В степени 15-й автор повествует о движении жидовствующих. Он утверждает, что жидовствующие произвели «многое смущение» в Новгороде, где от некоего «жыдовина» (Захарии) и самого дьявола, «глаголющихъ на Бога неправду», произошло уклонение от истинной веры «в многых слабѣйшихъ человѣцѣхъ…», которые «вся июдейскиа законы и звездочетия и поганых язык волхвования навыкоша» [Покровский, Ленхофф 2007, 2: 266–267]. Автор отмечает, что благодаря вмешательству архиепископа Геннадия весть об этом «гнилом мудровании» дошла до царя Ивана III, который созвал в Москве церковный собор для осуждения лжеучения, – но жидовствующие к тому времени уже «многихъ простыхъ людей прельстиша своими скверными ересьми» [Покровский, Ленхофф 2007, 2: 267–268]. В «Степенной книге» восхваляется «особна книга» Иосифа Волоцкого «на утвержение правоверныхъ», которую Волоколамский игумен написал «на… богоборныя еретикы новъградскиа». Автор «Степенной книги» одобряет сожжение еретиков в Новгороде и Москве после 1504 года [Покровский, Ленхофф 2007, 2: 268].

-- Предоставленные записи --
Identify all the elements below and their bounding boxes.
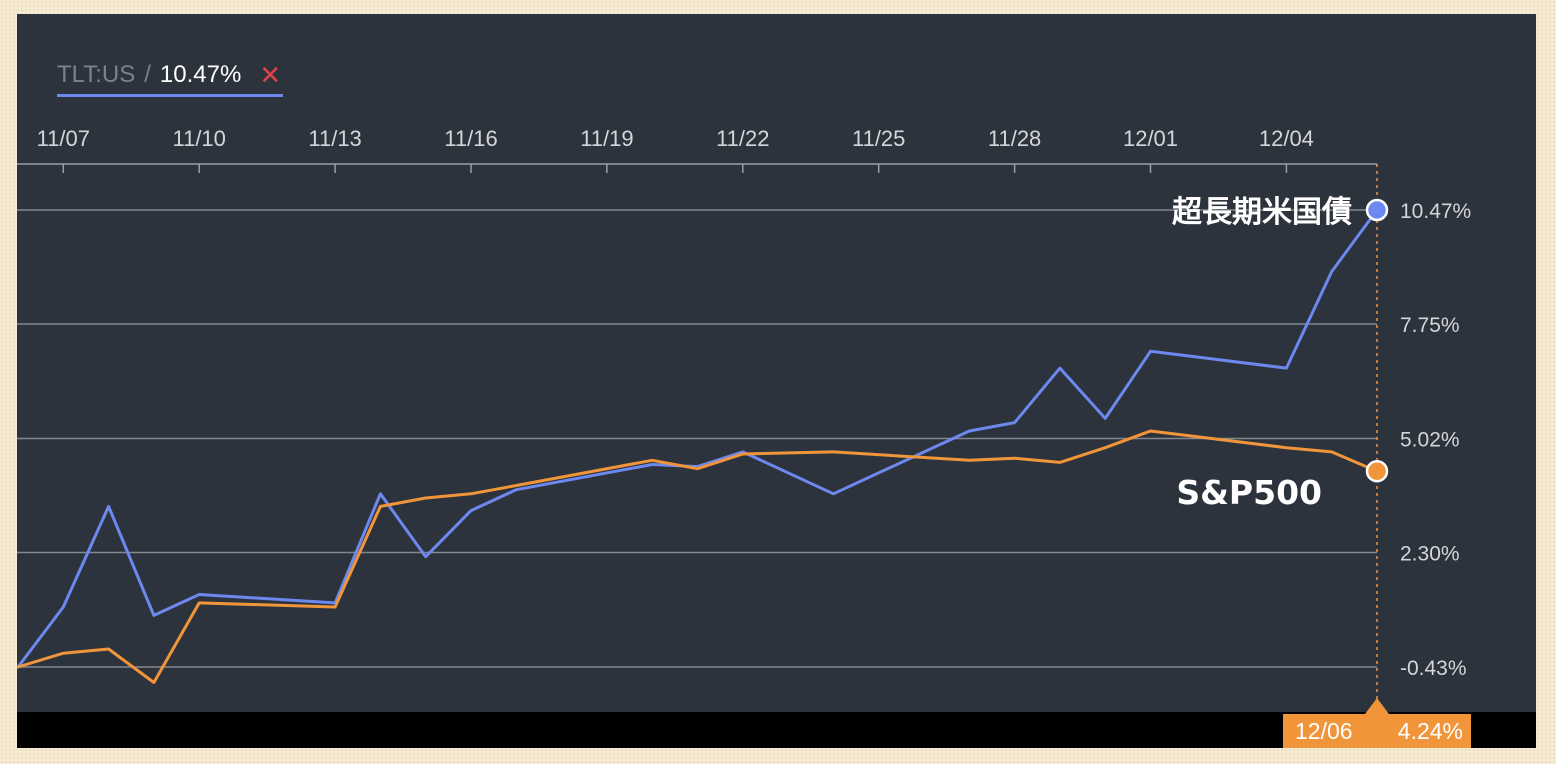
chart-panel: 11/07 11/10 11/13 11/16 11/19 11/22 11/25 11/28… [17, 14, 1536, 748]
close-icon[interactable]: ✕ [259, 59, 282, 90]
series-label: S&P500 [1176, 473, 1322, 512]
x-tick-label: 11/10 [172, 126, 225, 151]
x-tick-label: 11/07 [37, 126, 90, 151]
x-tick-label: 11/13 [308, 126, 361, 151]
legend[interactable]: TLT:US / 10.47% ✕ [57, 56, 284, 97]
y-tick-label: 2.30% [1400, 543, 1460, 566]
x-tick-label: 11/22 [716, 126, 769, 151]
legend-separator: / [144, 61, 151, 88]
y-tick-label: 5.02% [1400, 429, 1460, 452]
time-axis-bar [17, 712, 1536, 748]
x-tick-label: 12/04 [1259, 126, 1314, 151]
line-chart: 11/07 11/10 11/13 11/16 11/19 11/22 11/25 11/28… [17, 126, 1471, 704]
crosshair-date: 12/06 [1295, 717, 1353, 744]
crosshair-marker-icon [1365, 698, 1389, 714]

-- Ваши задания --
[a] Назовите всех людей, о которых повествует текст о жидовствующих. Авторов цитируемого издания не учитывайте.
[b] Воспроизведите из записей строки в точности: начните со строки, где есть "chart-panel: 11/07 11/10", и остановитесь после строки, где есть "time-axis-bar [17, 712, 1536, 748]".
Текст и записи между собой никак не связаны.

-- Решения заданий --
[a] Захария, архиепископ Геннадий, царь Иван III, Иосиф Волоцкий.

[b]
chart-panel: 11/07 11/10 11/13 11/16 11/19 11/22 11/25 11/28… [17, 14, 1536, 748]
close-icon[interactable]: ✕ [259, 59, 282, 90]
series-label: S&P500 [1176, 473, 1322, 512]
x-tick-label: 11/10 [172, 126, 225, 151]
x-tick-label: 11/07 [37, 126, 90, 151]
x-tick-label: 11/13 [308, 126, 361, 151]
legend[interactable]: TLT:US / 10.47% ✕ [57, 56, 284, 97]
y-tick-label: 2.30% [1400, 543, 1460, 566]
x-tick-label: 11/22 [716, 126, 769, 151]
legend-separator: / [144, 61, 151, 88]
y-tick-label: 5.02% [1400, 429, 1460, 452]
time-axis-bar [17, 712, 1536, 748]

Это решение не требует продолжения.